▸ **Written tasks**
A: According to the vlogging article, which two syndication formats can vlogs use to distribute video over the Internet?
B: Transcribe the passage of the vlogging article word for word, starting with "A video blog" and going on through "to written blogs.".

What is Vlogging and Vlog

What is a vlog?

A video blog or video log, sometimes shortened to vlog, is a form of blog for which the medium is video. Vlog entries often combine embedded video (or a video link) with supporting text, images, and other metadata. Entries can be recorded in one take or cut into multiple parts. This process is known as vlogging. The vlog category is popular on the video-sharing platform YouTube.

In recent years, “vlogging” has spawned a large community on social media, becoming one of the most popular forms of digital entertainment. It is popularly believed that, alongside being entertaining, vlogs can deliver deep context through imagery as opposed to written blogs.

Video logs (vlogs) also often take advantage of web syndication to allow for the distribution of video over the Internet using either the RSS or Atom syndication formats, for automatic aggregation and playback on mobile devices and personal computers (see video podcast).

There are several platforms where you can create a vlogging channel and publish video content. The most viewed and successful vlogs are YouTube channels, but there are other platforms where you can publish like Instagram and Twitch.

While the vlog format is a video and the publishing medium is the web, the rest is limited only by your imagination. Your vlog can be instructional or performance art, documentary, or comedy in style. It can include nothing but video or video plus text, images, and other fun features that help you get your point across and entertain. It can be shot in one take or expertly edited.

When Did Vlogging Start?

People typically associate vlogging with YouTube, but the concept of a “vlog” has been around for a long time. The first “video blog” can be traced back to the early 2000s, but it wasn’t until YouTube came around that the idea of vlogging stuck.

As we’ve previously mentioned, a vlog is just a blog in video form, but vlogging is sort of a separate beast. You could go on a trip to the zoo, record a bunch of videos all day, and edit them together into a single “vlog” titled “Day at the Zoo.” Are you now a vlogger? Technically, but not quite.

Vlogging has become a subgenre on YouTube. Even the person we mentioned above who creates fashion vlogs wouldn’t necessarily be considered a “vlogger.” The term has evolved to mean something more specific.

Nowadays, a “vlogger” is considered to be someone who creates personal videos that feature themselves and their life as the main subject. These types of videos are also typically released on a strict schedule, sometimes even every day of the week.

The benefits of vlogging for growing an audience

If you already have a blog or a podcast (perhaps even both), a vlog could open you up to a whole new audience. People like to consume content in different ways and just as some prefer to read or listen to stories or advice, others prefer to watch it.

More people are watching

YouTube is becoming a main source of entertainment with more and more people choosing to watch YouTube videos over traditional television or even Netflix. On YouTube most of the time we’re not seeing actors, but real people and their real lives, making the content much more relatable.

Build personal connection

It’s much easier to build a personal connection with your audience through vlogging than it is through writing or podcasting. There is something meaningful about seeing someone speak to you, even if it is through video! When you vlog, you’re letting someone in to see a little piece of your life or thoughts.

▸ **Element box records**

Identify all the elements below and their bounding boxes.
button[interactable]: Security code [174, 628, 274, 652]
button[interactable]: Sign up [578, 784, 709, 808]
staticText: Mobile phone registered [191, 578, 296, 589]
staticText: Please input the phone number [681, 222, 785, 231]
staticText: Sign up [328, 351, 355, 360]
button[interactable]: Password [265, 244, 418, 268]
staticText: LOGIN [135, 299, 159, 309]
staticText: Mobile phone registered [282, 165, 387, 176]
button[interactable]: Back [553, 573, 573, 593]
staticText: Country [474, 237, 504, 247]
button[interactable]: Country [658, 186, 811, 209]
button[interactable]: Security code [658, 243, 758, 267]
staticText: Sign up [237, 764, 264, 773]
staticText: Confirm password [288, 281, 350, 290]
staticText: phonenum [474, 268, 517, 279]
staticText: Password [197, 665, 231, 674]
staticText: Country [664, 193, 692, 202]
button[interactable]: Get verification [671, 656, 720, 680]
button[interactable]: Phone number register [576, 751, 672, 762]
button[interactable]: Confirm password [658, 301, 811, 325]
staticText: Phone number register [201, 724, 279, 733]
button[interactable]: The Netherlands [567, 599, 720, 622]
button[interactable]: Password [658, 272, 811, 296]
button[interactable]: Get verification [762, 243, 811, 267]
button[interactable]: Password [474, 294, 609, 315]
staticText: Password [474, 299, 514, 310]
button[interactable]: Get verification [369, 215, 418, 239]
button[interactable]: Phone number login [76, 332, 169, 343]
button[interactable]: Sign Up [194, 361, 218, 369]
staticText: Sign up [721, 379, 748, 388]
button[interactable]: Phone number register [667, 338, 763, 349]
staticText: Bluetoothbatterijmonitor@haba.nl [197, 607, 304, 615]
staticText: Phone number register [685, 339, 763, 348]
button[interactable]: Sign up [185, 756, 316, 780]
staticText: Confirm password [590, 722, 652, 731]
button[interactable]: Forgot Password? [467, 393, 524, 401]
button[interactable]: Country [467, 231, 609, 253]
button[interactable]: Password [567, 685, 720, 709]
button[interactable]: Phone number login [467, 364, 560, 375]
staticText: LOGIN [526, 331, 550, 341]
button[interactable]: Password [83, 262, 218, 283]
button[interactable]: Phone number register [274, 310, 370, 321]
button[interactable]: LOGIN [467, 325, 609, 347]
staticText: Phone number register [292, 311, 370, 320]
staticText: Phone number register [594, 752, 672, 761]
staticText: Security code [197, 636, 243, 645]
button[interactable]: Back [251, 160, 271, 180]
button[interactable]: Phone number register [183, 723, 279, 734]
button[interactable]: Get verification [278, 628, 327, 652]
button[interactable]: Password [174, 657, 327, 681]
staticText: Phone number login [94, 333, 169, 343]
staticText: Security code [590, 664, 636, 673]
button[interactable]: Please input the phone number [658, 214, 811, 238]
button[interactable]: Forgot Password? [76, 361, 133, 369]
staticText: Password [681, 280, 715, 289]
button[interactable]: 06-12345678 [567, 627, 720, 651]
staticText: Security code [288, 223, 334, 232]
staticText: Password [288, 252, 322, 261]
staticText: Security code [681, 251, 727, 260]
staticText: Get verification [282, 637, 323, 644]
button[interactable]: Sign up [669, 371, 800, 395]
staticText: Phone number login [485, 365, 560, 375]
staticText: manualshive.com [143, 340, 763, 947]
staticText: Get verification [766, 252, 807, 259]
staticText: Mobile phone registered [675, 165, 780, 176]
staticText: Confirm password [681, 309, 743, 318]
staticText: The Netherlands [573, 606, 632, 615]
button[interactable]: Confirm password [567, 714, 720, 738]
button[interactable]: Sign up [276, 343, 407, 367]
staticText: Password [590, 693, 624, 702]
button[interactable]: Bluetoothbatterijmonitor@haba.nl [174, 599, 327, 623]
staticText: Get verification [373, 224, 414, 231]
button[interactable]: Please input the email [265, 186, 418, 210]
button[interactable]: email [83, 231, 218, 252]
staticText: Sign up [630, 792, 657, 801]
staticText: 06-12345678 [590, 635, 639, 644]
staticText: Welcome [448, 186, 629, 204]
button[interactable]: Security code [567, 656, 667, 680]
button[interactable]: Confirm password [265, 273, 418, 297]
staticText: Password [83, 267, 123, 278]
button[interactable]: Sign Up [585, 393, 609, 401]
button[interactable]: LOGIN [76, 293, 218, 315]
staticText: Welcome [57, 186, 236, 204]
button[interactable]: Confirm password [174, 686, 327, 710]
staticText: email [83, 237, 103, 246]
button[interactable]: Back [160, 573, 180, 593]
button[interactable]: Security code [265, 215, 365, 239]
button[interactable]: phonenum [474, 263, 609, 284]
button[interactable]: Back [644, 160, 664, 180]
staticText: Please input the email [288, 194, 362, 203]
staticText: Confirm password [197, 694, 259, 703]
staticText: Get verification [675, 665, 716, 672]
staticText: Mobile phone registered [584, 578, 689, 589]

▸ **The answers**
A: RSS or Atom.

B:
A video blog or video log, sometimes shortened to vlog, is a form of blog for which the medium is video. Vlog entries often combine embedded video (or a video link) with supporting text, images, and other metadata. Entries can be recorded in one take or cut into multiple parts. This process is known as vlogging. The vlog category is popular on the video-sharing platform YouTube.

In recent years, “vlogging” has spawned a large community on social media, becoming one of the most popular forms of digital entertainment. It is popularly believed that, alongside being entertaining, vlogs can deliver deep context through imagery as opposed to written blogs.